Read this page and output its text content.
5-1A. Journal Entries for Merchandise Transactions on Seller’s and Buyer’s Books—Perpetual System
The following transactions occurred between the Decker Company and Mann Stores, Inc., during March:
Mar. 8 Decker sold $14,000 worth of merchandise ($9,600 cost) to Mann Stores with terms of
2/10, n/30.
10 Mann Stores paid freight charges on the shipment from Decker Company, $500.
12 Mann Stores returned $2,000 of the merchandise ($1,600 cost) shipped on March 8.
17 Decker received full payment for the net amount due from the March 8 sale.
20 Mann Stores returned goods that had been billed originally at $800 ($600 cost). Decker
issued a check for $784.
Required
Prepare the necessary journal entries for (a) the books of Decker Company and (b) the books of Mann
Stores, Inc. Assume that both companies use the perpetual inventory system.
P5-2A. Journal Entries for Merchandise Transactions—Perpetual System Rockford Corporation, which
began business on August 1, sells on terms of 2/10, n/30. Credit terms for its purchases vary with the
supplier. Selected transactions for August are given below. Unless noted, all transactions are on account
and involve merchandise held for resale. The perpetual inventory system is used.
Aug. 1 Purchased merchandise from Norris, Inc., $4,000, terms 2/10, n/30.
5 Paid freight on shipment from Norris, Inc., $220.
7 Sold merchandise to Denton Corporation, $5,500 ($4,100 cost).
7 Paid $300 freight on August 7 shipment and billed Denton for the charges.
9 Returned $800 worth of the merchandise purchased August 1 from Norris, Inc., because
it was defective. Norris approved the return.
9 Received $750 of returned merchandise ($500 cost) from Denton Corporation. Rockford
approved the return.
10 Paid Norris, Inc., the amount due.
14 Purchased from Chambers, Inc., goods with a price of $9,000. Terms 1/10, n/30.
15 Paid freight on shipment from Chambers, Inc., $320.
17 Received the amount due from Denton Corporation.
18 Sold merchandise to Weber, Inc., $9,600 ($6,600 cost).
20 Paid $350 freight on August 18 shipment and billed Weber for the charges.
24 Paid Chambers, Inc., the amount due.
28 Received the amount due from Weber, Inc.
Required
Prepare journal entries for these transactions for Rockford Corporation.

★ ★ ★

### Exercise objective
Produce an exact copy of all the records.

### Solution to this exercise
Read this page and output its text content.
5-1A. Journal Entries for Merchandise Transactions on Seller’s and Buyer’s Books—Perpetual System
The following transactions occurred between the Decker Company and Mann Stores, Inc., during March:
Mar. 8 Decker sold $14,000 worth of merchandise ($9,600 cost) to Mann Stores with terms of
2/10, n/30.
10 Mann Stores paid freight charges on the shipment from Decker Company, $500.
12 Mann Stores returned $2,000 of the merchandise ($1,600 cost) shipped on March 8.
17 Decker received full payment for the net amount due from the March 8 sale.
20 Mann Stores returned goods that had been billed originally at $800 ($600 cost). Decker
issued a check for $784.
Required
Prepare the necessary journal entries for (a) the books of Decker Company and (b) the books of Mann
Stores, Inc. Assume that both companies use the perpetual inventory system.
P5-2A. Journal Entries for Merchandise Transactions—Perpetual System Rockford Corporation, which
began business on August 1, sells on terms of 2/10, n/30. Credit terms for its purchases vary with the
supplier. Selected transactions for August are given below. Unless noted, all transactions are on account
and involve merchandise held for resale. The perpetual inventory system is used.
Aug. 1 Purchased merchandise from Norris, Inc., $4,000, terms 2/10, n/30.
5 Paid freight on shipment from Norris, Inc., $220.
7 Sold merchandise to Denton Corporation, $5,500 ($4,100 cost).
7 Paid $300 freight on August 7 shipment and billed Denton for the charges.
9 Returned $800 worth of the merchandise purchased August 1 from Norris, Inc., because
it was defective. Norris approved the return.
9 Received $750 of returned merchandise ($500 cost) from Denton Corporation. Rockford
approved the return.
10 Paid Norris, Inc., the amount due.
14 Purchased from Chambers, Inc., goods with a price of $9,000. Terms 1/10, n/30.
15 Paid freight on shipment from Chambers, Inc., $320.
17 Received the amount due from Denton Corporation.
18 Sold merchandise to Weber, Inc., $9,600 ($6,600 cost).
20 Paid $350 freight on August 18 shipment and billed Weber for the charges.
24 Paid Chambers, Inc., the amount due.
28 Received the amount due from Weber, Inc.
Required
Prepare journal entries for these transactions for Rockford Corporation.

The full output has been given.